Copy every entry exactly.

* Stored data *
/---
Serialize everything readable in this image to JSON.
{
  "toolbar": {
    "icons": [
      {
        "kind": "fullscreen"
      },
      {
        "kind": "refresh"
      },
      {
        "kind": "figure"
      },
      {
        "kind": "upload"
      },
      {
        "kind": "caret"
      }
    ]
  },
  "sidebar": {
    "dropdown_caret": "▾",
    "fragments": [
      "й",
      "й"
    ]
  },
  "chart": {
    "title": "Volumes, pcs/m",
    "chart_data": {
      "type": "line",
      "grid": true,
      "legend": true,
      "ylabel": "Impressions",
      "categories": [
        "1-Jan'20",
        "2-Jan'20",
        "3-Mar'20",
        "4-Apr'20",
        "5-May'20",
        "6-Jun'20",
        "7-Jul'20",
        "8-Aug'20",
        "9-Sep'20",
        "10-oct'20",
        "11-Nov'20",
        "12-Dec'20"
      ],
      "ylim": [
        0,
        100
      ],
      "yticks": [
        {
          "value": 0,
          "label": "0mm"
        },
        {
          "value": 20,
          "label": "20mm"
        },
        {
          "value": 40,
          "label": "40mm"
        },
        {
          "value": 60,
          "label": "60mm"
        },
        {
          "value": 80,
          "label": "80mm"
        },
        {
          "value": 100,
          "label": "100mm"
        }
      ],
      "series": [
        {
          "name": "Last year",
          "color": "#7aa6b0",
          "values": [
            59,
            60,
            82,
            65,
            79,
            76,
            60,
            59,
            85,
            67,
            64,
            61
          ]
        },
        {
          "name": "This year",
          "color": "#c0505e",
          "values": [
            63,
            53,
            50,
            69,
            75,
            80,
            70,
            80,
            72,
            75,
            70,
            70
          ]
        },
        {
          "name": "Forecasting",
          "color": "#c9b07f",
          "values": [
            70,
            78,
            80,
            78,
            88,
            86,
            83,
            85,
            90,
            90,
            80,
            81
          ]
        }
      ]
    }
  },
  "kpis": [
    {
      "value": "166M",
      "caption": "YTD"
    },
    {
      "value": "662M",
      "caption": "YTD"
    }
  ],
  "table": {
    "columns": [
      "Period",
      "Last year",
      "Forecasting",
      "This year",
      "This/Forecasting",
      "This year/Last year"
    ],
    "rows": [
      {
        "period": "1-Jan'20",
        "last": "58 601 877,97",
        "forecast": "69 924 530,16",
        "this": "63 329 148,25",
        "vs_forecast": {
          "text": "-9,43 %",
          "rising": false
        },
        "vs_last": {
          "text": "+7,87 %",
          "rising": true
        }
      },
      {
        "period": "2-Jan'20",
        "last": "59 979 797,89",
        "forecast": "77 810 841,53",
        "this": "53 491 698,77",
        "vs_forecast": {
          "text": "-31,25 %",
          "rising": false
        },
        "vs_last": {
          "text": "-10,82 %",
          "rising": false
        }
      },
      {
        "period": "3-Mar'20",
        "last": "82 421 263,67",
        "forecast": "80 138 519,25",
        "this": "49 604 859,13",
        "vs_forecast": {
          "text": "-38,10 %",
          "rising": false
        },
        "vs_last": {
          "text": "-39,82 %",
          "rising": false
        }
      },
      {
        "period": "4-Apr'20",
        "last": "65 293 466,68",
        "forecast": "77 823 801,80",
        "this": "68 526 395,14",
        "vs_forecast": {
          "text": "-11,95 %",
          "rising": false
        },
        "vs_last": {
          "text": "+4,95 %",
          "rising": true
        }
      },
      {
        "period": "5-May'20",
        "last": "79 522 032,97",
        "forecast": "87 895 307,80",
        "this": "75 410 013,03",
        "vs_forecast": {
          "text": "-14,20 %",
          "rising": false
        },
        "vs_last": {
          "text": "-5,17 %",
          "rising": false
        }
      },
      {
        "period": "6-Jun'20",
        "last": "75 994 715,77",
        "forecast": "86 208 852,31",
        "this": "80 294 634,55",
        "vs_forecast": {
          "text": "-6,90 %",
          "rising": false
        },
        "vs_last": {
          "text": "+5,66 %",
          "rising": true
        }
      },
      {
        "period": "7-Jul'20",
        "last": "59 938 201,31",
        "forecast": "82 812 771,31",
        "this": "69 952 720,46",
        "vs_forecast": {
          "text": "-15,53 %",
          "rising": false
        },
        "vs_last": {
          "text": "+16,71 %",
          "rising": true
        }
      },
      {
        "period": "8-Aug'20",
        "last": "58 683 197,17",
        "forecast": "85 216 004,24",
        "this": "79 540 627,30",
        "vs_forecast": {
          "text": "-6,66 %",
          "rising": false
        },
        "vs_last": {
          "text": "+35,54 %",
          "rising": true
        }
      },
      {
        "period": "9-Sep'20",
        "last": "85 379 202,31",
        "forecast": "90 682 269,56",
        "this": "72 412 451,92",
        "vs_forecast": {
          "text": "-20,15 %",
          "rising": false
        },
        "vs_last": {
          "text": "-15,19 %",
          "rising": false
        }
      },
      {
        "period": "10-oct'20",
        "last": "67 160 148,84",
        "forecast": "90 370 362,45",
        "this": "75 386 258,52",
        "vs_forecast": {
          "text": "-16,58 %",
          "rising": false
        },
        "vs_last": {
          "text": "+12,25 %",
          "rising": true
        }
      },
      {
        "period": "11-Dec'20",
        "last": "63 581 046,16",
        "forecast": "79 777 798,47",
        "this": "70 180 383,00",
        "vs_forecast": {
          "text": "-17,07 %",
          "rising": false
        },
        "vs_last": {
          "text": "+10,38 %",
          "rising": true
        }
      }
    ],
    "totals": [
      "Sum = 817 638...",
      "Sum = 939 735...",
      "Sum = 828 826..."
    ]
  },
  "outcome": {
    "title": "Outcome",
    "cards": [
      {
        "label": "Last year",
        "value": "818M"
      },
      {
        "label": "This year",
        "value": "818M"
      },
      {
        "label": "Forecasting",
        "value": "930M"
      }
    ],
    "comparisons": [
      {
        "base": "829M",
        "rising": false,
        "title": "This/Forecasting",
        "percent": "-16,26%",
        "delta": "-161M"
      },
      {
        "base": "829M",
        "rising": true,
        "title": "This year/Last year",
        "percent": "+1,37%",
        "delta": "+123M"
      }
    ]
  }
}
\---
* WRITTEN SOLUTION *
Serialize everything readable in this image to JSON.
{
  "toolbar": {
    "icons": [
      {
        "kind": "fullscreen"
      },
      {
        "kind": "refresh"
      },
      {
        "kind": "figure"
      },
      {
        "kind": "upload"
      },
      {
        "kind": "caret"
      }
    ]
  },
  "sidebar": {
    "dropdown_caret": "▾",
    "fragments": [
      "й",
      "й"
    ]
  },
  "chart": {
    "title": "Volumes, pcs/m",
    "chart_data": {
      "type": "line",
      "grid": true,
      "legend": true,
      "ylabel": "Impressions",
      "categories": [
        "1-Jan'20",
        "2-Jan'20",
        "3-Mar'20",
        "4-Apr'20",
        "5-May'20",
        "6-Jun'20",
        "7-Jul'20",
        "8-Aug'20",
        "9-Sep'20",
        "10-oct'20",
        "11-Nov'20",
        "12-Dec'20"
      ],
      "ylim": [
        0,
        100
      ],
      "yticks": [
        {
          "value": 0,
          "label": "0mm"
        },
        {
          "value": 20,
          "label": "20mm"
        },
        {
          "value": 40,
          "label": "40mm"
        },
        {
          "value": 60,
          "label": "60mm"
        },
        {
          "value": 80,
          "label": "80mm"
        },
        {
          "value": 100,
          "label": "100mm"
        }
      ],
      "series": [
        {
          "name": "Last year",
          "color": "#7aa6b0",
          "values": [
            59,
            60,
            82,
            65,
            79,
            76,
            60,
            59,
            85,
            67,
            64,
            61
          ]
        },
        {
          "name": "This year",
          "color": "#c0505e",
          "values": [
            63,
            53,
            50,
            69,
            75,
            80,
            70,
            80,
            72,
            75,
            70,
            70
          ]
        },
        {
          "name": "Forecasting",
          "color": "#c9b07f",
          "values": [
            70,
            78,
            80,
            78,
            88,
            86,
            83,
            85,
            90,
            90,
            80,
            81
          ]
        }
      ]
    }
  },
  "kpis": [
    {
      "value": "166M",
      "caption": "YTD"
    },
    {
      "value": "662M",
      "caption": "YTD"
    }
  ],
  "table": {
    "columns": [
      "Period",
      "Last year",
      "Forecasting",
      "This year",
      "This/Forecasting",
      "This year/Last year"
    ],
    "rows": [
      {
        "period": "1-Jan'20",
        "last": "58 601 877,97",
        "forecast": "69 924 530,16",
        "this": "63 329 148,25",
        "vs_forecast": {
          "text": "-9,43 %",
          "rising": false
        },
        "vs_last": {
          "text": "+7,87 %",
          "rising": true
        }
      },
      {
        "period": "2-Jan'20",
        "last": "59 979 797,89",
        "forecast": "77 810 841,53",
        "this": "53 491 698,77",
        "vs_forecast": {
          "text": "-31,25 %",
          "rising": false
        },
        "vs_last": {
          "text": "-10,82 %",
          "rising": false
        }
      },
      {
        "period": "3-Mar'20",
        "last": "82 421 263,67",
        "forecast": "80 138 519,25",
        "this": "49 604 859,13",
        "vs_forecast": {
          "text": "-38,10 %",
          "rising": false
        },
        "vs_last": {
          "text": "-39,82 %",
          "rising": false
        }
      },
      {
        "period": "4-Apr'20",
        "last": "65 293 466,68",
        "forecast": "77 823 801,80",
        "this": "68 526 395,14",
        "vs_forecast": {
          "text": "-11,95 %",
          "rising": false
        },
        "vs_last": {
          "text": "+4,95 %",
          "rising": true
        }
      },
      {
        "period": "5-May'20",
        "last": "79 522 032,97",
        "forecast": "87 895 307,80",
        "this": "75 410 013,03",
        "vs_forecast": {
          "text": "-14,20 %",
          "rising": false
        },
        "vs_last": {
          "text": "-5,17 %",
          "rising": false
        }
      },
      {
        "period": "6-Jun'20",
        "last": "75 994 715,77",
        "forecast": "86 208 852,31",
        "this": "80 294 634,55",
        "vs_forecast": {
          "text": "-6,90 %",
          "rising": false
        },
        "vs_last": {
          "text": "+5,66 %",
          "rising": true
        }
      },
      {
        "period": "7-Jul'20",
        "last": "59 938 201,31",
        "forecast": "82 812 771,31",
        "this": "69 952 720,46",
        "vs_forecast": {
          "text": "-15,53 %",
          "rising": false
        },
        "vs_last": {
          "text": "+16,71 %",
          "rising": true
        }
      },
      {
        "period": "8-Aug'20",
        "last": "58 683 197,17",
        "forecast": "85 216 004,24",
        "this": "79 540 627,30",
        "vs_forecast": {
          "text": "-6,66 %",
          "rising": false
        },
        "vs_last": {
          "text": "+35,54 %",
          "rising": true
        }
      },
      {
        "period": "9-Sep'20",
        "last": "85 379 202,31",
        "forecast": "90 682 269,56",
        "this": "72 412 451,92",
        "vs_forecast": {
          "text": "-20,15 %",
          "rising": false
        },
        "vs_last": {
          "text": "-15,19 %",
          "rising": false
        }
      },
      {
        "period": "10-oct'20",
        "last": "67 160 148,84",
        "forecast": "90 370 362,45",
        "this": "75 386 258,52",
        "vs_forecast": {
          "text": "-16,58 %",
          "rising": false
        },
        "vs_last": {
          "text": "+12,25 %",
          "rising": true
        }
      },
      {
        "period": "11-Dec'20",
        "last": "63 581 046,16",
        "forecast": "79 777 798,47",
        "this": "70 180 383,00",
        "vs_forecast": {
          "text": "-17,07 %",
          "rising": false
        },
        "vs_last": {
          "text": "+10,38 %",
          "rising": true
        }
      }
    ],
    "totals": [
      "Sum = 817 638...",
      "Sum = 939 735...",
      "Sum = 828 826..."
    ]
  },
  "outcome": {
    "title": "Outcome",
    "cards": [
      {
        "label": "Last year",
        "value": "818M"
      },
      {
        "label": "This year",
        "value": "818M"
      },
      {
        "label": "Forecasting",
        "value": "930M"
      }
    ],
    "comparisons": [
      {
        "base": "829M",
        "rising": false,
        "title": "This/Forecasting",
        "percent": "-16,26%",
        "delta": "-161M"
      },
      {
        "base": "829M",
        "rising": true,
        "title": "This year/Last year",
        "percent": "+1,37%",
        "delta": "+123M"
      }
    ]
  }
}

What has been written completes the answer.